Task inputs:
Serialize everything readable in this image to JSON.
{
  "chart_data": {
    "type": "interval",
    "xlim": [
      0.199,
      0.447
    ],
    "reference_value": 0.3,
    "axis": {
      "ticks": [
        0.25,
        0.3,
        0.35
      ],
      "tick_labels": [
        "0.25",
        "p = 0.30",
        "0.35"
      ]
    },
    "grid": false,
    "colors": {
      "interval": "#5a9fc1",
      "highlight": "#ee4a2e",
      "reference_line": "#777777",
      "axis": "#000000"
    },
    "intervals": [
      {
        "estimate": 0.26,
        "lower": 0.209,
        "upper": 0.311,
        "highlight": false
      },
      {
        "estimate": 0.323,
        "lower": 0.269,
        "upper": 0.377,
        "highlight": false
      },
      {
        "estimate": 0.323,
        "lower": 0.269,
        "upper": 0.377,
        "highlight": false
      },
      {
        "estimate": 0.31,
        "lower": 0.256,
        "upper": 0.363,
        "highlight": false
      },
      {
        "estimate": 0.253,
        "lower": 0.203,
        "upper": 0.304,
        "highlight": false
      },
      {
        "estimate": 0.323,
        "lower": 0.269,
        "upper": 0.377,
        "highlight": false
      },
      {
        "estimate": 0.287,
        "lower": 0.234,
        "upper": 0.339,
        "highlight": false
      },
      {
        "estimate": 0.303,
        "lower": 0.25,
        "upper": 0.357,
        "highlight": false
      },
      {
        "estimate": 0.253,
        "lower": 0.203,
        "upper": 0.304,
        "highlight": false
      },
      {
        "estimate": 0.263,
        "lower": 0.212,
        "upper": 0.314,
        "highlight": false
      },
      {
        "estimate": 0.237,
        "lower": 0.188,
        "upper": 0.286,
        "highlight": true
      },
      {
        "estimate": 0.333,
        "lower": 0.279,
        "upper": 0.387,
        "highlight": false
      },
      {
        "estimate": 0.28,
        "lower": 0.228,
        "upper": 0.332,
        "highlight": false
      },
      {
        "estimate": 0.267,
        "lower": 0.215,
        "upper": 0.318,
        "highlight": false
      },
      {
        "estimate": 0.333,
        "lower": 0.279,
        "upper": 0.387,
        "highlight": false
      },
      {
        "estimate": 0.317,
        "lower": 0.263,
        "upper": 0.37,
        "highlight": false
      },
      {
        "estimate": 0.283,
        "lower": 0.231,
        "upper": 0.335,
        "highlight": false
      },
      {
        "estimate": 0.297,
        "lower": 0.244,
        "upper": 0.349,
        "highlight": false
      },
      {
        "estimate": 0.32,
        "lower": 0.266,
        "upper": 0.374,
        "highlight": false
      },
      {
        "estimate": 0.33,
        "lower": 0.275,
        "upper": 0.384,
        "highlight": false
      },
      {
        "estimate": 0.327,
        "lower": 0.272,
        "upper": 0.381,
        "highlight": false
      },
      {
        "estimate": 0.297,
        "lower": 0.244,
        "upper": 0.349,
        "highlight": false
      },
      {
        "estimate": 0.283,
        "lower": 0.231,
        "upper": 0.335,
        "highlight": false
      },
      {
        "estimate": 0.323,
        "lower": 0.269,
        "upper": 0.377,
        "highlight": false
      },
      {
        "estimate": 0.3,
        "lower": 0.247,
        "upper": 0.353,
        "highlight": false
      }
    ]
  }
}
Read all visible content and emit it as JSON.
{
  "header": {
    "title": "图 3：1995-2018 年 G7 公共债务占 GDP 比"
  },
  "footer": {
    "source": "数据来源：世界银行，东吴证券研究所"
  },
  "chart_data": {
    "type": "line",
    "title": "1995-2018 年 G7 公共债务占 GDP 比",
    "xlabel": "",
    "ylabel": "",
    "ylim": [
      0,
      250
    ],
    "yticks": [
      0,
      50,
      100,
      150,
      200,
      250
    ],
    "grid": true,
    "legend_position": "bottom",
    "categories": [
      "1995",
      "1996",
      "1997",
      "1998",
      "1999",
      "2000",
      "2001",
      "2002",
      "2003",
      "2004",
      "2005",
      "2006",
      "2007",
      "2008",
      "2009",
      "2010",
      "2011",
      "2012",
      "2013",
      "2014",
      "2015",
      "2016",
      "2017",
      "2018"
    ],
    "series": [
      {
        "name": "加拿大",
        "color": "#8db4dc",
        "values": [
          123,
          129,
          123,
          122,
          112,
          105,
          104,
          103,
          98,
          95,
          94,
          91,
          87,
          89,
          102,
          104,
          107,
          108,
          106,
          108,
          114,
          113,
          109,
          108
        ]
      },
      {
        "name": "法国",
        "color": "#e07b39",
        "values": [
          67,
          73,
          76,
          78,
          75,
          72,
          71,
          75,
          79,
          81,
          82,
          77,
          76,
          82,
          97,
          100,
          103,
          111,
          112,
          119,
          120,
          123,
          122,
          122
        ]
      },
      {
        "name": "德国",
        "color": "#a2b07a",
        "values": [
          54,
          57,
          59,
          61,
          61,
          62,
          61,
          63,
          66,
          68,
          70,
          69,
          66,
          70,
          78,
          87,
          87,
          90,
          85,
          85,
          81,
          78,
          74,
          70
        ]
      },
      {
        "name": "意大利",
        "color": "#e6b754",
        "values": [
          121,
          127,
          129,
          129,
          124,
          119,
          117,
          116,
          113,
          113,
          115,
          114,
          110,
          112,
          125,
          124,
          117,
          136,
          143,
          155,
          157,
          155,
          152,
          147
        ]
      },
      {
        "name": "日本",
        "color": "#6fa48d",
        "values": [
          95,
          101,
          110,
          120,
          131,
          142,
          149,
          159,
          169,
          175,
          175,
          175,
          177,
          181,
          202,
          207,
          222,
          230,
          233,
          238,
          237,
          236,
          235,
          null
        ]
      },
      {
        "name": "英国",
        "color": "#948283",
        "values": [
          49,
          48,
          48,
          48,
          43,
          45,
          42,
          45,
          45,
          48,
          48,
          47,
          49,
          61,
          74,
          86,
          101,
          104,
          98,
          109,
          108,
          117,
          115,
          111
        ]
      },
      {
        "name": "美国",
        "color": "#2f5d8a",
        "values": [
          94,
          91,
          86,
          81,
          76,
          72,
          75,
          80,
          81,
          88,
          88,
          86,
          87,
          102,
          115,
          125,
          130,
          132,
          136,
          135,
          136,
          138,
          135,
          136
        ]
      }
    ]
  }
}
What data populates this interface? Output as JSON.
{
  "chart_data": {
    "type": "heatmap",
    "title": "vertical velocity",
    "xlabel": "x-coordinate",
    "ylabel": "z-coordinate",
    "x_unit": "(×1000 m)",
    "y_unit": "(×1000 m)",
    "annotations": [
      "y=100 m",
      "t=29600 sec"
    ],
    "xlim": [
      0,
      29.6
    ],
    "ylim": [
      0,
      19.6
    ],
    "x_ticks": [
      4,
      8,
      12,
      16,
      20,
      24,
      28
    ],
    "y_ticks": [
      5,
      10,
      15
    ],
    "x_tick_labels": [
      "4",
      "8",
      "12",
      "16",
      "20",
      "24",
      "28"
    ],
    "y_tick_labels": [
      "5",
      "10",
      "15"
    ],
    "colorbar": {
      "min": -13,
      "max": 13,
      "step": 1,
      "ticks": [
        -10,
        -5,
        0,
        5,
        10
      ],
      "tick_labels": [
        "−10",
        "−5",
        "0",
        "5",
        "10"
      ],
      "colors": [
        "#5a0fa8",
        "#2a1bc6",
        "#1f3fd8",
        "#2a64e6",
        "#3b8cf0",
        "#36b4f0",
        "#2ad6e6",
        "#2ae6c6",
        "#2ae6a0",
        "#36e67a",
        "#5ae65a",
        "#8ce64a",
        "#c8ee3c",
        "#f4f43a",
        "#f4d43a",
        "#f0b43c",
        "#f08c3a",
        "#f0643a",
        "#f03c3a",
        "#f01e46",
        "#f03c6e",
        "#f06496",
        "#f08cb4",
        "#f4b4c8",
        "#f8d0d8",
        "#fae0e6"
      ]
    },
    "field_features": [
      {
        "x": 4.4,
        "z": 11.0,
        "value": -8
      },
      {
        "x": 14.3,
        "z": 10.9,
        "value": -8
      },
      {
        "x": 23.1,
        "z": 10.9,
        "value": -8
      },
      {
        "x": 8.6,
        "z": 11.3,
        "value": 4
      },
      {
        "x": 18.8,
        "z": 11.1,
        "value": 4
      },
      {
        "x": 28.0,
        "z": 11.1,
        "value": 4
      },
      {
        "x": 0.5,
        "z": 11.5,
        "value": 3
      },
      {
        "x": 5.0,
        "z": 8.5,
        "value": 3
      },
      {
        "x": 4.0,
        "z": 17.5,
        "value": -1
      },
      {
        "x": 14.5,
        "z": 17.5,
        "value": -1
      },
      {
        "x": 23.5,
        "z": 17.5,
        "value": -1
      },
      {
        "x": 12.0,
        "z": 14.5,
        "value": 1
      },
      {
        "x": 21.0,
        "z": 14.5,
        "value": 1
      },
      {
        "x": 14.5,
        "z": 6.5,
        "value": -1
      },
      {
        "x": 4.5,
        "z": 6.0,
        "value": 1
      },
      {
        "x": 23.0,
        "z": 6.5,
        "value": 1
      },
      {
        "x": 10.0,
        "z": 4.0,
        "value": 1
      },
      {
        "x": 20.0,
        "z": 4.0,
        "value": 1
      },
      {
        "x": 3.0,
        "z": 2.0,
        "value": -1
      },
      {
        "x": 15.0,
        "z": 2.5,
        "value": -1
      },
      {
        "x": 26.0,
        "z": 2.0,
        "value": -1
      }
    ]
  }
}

Work instructions:
Scan the material above for the word "JSON". Copy each line where it occurs.

Answer to this task:
Serialize everything readable in this image to JSON.
Read all visible content and emit it as JSON.
What data populates this interface? Output as JSON.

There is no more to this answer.